** BEGIN **

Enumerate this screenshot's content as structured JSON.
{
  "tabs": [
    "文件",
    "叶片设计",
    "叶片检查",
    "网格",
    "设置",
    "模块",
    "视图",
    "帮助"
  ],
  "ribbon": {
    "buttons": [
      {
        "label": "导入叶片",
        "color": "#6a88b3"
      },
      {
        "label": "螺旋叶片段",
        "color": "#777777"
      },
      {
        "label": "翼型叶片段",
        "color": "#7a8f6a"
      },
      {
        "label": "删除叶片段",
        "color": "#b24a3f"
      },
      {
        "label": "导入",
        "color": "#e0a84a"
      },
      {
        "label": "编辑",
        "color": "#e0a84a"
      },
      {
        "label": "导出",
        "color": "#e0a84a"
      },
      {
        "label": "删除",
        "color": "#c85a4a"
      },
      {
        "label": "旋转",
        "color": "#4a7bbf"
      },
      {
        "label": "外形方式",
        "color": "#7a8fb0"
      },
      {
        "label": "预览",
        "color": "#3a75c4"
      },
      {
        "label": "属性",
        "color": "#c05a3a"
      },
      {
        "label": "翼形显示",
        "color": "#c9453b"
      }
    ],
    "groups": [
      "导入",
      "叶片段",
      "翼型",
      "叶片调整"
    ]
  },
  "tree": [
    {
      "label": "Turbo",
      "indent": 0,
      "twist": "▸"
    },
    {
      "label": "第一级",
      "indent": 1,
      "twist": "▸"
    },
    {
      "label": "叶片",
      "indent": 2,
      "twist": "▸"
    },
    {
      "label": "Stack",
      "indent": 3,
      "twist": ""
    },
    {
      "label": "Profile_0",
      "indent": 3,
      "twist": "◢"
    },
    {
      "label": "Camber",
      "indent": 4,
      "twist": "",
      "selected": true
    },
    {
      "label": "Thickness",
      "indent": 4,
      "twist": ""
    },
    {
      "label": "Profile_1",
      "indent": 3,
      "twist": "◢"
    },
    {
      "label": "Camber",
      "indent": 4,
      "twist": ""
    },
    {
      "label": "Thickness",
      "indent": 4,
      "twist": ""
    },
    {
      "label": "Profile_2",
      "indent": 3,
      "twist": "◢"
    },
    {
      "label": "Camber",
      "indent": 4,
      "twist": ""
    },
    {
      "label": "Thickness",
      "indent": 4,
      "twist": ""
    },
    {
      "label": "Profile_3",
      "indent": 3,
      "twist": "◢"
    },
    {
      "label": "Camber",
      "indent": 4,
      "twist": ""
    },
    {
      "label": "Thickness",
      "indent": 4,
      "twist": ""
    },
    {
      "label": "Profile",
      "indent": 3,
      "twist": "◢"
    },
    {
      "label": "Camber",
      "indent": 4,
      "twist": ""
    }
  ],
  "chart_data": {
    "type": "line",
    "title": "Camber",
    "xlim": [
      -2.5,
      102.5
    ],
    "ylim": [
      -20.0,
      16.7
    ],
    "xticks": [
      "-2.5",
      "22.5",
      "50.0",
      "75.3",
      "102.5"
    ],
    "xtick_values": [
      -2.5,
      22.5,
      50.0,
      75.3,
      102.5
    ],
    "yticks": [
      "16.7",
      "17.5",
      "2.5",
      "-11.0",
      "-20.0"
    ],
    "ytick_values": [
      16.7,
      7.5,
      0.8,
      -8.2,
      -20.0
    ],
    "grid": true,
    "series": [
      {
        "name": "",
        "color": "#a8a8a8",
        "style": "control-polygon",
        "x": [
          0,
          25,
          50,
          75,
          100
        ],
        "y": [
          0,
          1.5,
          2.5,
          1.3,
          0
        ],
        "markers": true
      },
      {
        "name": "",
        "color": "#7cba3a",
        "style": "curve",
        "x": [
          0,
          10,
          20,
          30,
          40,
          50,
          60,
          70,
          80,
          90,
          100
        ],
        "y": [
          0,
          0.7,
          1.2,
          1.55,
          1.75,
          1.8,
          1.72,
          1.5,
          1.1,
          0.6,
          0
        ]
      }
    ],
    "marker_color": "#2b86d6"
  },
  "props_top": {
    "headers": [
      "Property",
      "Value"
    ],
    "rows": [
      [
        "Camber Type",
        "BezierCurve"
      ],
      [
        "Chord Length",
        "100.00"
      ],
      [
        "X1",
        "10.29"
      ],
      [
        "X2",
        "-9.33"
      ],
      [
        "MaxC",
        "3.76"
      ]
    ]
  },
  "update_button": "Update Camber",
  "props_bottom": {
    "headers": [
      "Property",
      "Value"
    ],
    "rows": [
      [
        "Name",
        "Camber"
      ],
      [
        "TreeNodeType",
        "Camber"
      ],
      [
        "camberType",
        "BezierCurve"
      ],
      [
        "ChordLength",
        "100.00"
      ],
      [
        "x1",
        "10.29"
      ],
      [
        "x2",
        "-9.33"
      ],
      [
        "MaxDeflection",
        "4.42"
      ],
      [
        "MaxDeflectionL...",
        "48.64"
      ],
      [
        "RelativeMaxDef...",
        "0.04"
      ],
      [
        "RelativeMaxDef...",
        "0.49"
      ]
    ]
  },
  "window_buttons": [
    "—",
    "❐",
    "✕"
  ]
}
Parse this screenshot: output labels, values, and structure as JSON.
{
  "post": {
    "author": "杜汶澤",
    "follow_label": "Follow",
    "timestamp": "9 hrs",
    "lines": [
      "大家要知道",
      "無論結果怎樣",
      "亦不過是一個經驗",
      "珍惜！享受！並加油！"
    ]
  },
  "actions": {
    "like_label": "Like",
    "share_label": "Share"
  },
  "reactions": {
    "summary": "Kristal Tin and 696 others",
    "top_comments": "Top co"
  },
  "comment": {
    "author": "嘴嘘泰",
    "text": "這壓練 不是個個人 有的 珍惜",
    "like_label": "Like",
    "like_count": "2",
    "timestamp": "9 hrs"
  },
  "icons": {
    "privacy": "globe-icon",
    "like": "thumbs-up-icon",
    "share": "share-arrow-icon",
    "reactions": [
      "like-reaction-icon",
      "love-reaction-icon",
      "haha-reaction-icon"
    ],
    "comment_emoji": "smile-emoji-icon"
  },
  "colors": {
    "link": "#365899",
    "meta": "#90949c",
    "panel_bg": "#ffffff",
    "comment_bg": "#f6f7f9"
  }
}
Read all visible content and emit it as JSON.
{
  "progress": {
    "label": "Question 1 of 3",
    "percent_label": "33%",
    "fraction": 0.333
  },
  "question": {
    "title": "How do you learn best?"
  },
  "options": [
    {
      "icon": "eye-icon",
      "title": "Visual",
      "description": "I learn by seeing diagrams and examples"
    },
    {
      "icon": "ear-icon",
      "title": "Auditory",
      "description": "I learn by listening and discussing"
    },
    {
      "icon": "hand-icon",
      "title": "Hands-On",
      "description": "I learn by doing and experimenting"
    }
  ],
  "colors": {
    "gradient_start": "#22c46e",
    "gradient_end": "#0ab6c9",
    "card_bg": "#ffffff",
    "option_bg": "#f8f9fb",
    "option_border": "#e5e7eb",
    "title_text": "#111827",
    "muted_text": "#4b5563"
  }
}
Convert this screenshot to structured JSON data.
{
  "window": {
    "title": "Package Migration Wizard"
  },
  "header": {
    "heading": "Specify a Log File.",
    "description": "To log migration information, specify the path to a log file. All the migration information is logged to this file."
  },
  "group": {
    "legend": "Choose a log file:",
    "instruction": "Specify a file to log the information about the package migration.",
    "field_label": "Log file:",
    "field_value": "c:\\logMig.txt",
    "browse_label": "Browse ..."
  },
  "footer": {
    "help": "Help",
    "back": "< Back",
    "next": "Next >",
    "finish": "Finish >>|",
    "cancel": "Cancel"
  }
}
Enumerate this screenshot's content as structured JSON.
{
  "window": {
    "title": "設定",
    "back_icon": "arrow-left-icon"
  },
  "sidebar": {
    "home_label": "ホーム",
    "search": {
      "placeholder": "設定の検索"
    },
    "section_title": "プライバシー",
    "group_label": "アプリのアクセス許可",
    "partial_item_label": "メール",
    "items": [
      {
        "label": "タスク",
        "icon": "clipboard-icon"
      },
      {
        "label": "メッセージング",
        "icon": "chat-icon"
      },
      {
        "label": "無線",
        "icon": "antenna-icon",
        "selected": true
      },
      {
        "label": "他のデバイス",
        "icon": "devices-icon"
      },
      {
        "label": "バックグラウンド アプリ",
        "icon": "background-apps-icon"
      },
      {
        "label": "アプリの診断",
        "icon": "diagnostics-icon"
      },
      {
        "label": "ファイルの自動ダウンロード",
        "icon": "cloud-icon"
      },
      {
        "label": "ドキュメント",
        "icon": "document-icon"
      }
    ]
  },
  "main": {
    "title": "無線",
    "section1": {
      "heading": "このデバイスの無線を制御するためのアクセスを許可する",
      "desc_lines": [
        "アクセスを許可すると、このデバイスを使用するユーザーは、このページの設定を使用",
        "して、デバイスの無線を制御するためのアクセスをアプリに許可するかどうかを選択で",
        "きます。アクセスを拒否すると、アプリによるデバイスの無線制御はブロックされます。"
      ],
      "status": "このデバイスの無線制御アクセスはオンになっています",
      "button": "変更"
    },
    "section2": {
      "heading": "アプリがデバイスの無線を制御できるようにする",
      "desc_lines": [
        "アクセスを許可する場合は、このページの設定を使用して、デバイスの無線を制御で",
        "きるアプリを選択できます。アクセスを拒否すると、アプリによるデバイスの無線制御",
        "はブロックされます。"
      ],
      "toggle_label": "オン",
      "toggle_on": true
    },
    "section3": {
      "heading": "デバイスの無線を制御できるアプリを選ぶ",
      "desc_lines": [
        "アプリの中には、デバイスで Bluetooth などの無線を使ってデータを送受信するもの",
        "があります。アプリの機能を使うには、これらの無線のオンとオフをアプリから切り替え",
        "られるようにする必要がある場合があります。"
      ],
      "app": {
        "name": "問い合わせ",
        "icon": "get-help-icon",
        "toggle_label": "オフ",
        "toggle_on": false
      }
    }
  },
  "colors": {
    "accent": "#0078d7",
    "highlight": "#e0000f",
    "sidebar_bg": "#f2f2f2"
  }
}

** END **

Exercise >> Copy each line of the records above that carries the word "アクセスを拒否すると".

Answer to this exercise >>
        "きます。アクセスを拒否すると、アプリによるデバイスの無線制御はブロックされます。"
        "きるアプリを選択できます。アクセスを拒否すると、アプリによるデバイスの無線制御",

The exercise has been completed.